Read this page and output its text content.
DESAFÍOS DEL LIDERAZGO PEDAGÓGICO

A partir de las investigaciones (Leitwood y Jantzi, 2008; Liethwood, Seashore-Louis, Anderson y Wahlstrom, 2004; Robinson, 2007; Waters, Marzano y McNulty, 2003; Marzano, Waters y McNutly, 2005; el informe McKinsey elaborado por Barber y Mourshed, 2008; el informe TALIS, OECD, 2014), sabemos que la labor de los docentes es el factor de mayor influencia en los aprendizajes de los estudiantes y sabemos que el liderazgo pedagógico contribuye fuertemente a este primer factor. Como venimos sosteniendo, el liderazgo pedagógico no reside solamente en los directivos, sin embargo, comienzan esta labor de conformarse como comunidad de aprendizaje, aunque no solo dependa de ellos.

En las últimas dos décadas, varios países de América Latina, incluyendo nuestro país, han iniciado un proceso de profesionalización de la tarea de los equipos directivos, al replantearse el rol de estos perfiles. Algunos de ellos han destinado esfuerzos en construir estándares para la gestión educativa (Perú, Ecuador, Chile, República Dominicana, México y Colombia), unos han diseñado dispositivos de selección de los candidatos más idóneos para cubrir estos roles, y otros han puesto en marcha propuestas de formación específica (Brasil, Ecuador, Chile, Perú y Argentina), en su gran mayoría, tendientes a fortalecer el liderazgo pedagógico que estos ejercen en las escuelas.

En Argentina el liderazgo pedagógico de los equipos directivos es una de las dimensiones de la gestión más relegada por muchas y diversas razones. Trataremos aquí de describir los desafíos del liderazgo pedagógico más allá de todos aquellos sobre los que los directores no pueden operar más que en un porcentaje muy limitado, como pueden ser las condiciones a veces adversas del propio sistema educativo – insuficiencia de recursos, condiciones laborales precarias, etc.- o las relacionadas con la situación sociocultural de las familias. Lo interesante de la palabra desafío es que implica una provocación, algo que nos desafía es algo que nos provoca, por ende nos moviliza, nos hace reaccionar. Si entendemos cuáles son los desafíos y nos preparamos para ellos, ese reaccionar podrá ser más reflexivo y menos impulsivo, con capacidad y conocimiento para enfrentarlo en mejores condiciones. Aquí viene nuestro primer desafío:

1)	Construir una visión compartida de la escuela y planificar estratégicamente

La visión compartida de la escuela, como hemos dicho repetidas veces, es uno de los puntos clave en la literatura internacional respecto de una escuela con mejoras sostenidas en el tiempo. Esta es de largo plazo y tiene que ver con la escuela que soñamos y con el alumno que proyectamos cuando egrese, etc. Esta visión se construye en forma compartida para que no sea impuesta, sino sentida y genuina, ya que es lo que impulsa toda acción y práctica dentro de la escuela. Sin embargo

- **What you are asked to do**:
How many lines in the records above hold the word "compartida"? Give only the number.

- **Task response**:
2